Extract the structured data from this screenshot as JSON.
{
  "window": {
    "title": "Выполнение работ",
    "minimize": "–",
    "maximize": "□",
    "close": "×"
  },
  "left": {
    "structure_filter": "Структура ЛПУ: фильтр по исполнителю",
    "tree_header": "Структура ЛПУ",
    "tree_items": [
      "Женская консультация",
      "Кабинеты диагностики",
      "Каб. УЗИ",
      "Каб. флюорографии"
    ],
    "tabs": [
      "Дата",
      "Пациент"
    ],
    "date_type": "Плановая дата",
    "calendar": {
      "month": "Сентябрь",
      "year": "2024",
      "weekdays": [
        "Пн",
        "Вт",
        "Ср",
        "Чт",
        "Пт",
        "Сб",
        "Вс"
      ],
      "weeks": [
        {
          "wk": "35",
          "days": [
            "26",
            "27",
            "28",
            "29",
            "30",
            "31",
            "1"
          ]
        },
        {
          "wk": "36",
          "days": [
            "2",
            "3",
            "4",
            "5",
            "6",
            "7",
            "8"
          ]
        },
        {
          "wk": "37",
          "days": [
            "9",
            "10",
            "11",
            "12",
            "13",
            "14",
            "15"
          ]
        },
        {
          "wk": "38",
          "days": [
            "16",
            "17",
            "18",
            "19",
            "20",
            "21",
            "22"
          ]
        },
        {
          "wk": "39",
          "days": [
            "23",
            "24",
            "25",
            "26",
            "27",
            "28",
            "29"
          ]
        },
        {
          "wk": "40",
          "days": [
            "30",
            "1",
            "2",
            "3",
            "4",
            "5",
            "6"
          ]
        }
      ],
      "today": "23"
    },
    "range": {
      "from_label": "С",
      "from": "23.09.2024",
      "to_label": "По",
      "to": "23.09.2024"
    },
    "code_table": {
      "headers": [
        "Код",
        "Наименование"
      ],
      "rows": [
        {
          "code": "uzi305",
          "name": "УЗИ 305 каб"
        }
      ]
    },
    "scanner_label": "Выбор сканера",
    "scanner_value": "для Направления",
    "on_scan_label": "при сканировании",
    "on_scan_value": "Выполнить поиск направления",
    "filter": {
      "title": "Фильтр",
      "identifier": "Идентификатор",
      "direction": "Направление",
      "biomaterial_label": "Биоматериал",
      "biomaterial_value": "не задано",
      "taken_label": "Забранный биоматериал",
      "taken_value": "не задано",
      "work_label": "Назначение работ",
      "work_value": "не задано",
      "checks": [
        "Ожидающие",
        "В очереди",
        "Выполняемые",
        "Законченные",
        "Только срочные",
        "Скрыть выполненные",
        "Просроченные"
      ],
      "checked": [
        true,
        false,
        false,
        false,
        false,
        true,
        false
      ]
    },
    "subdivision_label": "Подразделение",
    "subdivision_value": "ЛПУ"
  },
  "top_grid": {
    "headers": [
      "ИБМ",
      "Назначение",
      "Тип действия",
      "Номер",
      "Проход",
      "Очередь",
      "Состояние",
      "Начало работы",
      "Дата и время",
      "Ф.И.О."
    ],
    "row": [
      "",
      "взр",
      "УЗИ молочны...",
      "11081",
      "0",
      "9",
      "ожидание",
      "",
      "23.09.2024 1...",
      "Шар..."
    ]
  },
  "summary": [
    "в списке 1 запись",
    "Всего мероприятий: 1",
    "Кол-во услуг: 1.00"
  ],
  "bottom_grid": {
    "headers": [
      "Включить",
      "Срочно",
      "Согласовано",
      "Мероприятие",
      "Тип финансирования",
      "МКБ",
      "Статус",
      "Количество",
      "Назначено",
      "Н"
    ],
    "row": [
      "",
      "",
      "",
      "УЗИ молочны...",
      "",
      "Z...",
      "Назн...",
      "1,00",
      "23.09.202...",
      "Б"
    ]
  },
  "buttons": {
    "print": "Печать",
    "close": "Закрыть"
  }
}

WHAT THIS TASK INVOLVES
Output the full listing exactly as it stands.

RESULT OF THIS EXERCISE
Extract the structured data from this screenshot as JSON.
{
  "window": {
    "title": "Выполнение работ",
    "minimize": "–",
    "maximize": "□",
    "close": "×"
  },
  "left": {
    "structure_filter": "Структура ЛПУ: фильтр по исполнителю",
    "tree_header": "Структура ЛПУ",
    "tree_items": [
      "Женская консультация",
      "Кабинеты диагностики",
      "Каб. УЗИ",
      "Каб. флюорографии"
    ],
    "tabs": [
      "Дата",
      "Пациент"
    ],
    "date_type": "Плановая дата",
    "calendar": {
      "month": "Сентябрь",
      "year": "2024",
      "weekdays": [
        "Пн",
        "Вт",
        "Ср",
        "Чт",
        "Пт",
        "Сб",
        "Вс"
      ],
      "weeks": [
        {
          "wk": "35",
          "days": [
            "26",
            "27",
            "28",
            "29",
            "30",
            "31",
            "1"
          ]
        },
        {
          "wk": "36",
          "days": [
            "2",
            "3",
            "4",
            "5",
            "6",
            "7",
            "8"
          ]
        },
        {
          "wk": "37",
          "days": [
            "9",
            "10",
            "11",
            "12",
            "13",
            "14",
            "15"
          ]
        },
        {
          "wk": "38",
          "days": [
            "16",
            "17",
            "18",
            "19",
            "20",
            "21",
            "22"
          ]
        },
        {
          "wk": "39",
          "days": [
            "23",
            "24",
            "25",
            "26",
            "27",
            "28",
            "29"
          ]
        },
        {
          "wk": "40",
          "days": [
            "30",
            "1",
            "2",
            "3",
            "4",
            "5",
            "6"
          ]
        }
      ],
      "today": "23"
    },
    "range": {
      "from_label": "С",
      "from": "23.09.2024",
      "to_label": "По",
      "to": "23.09.2024"
    },
    "code_table": {
      "headers": [
        "Код",
        "Наименование"
      ],
      "rows": [
        {
          "code": "uzi305",
          "name": "УЗИ 305 каб"
        }
      ]
    },
    "scanner_label": "Выбор сканера",
    "scanner_value": "для Направления",
    "on_scan_label": "при сканировании",
    "on_scan_value": "Выполнить поиск направления",
    "filter": {
      "title": "Фильтр",
      "identifier": "Идентификатор",
      "direction": "Направление",
      "biomaterial_label": "Биоматериал",
      "biomaterial_value": "не задано",
      "taken_label": "Забранный биоматериал",
      "taken_value": "не задано",
      "work_label": "Назначение работ",
      "work_value": "не задано",
      "checks": [
        "Ожидающие",
        "В очереди",
        "Выполняемые",
        "Законченные",
        "Только срочные",
        "Скрыть выполненные",
        "Просроченные"
      ],
      "checked": [
        true,
        false,
        false,
        false,
        false,
        true,
        false
      ]
    },
    "subdivision_label": "Подразделение",
    "subdivision_value": "ЛПУ"
  },
  "top_grid": {
    "headers": [
      "ИБМ",
      "Назначение",
      "Тип действия",
      "Номер",
      "Проход",
      "Очередь",
      "Состояние",
      "Начало работы",
      "Дата и время",
      "Ф.И.О."
    ],
    "row": [
      "",
      "взр",
      "УЗИ молочны...",
      "11081",
      "0",
      "9",
      "ожидание",
      "",
      "23.09.2024 1...",
      "Шар..."
    ]
  },
  "summary": [
    "в списке 1 запись",
    "Всего мероприятий: 1",
    "Кол-во услуг: 1.00"
  ],
  "bottom_grid": {
    "headers": [
      "Включить",
      "Срочно",
      "Согласовано",
      "Мероприятие",
      "Тип финансирования",
      "МКБ",
      "Статус",
      "Количество",
      "Назначено",
      "Н"
    ],
    "row": [
      "",
      "",
      "",
      "УЗИ молочны...",
      "",
      "Z...",
      "Назн...",
      "1,00",
      "23.09.202...",
      "Б"
    ]
  },
  "buttons": {
    "print": "Печать",
    "close": "Закрыть"
  }
}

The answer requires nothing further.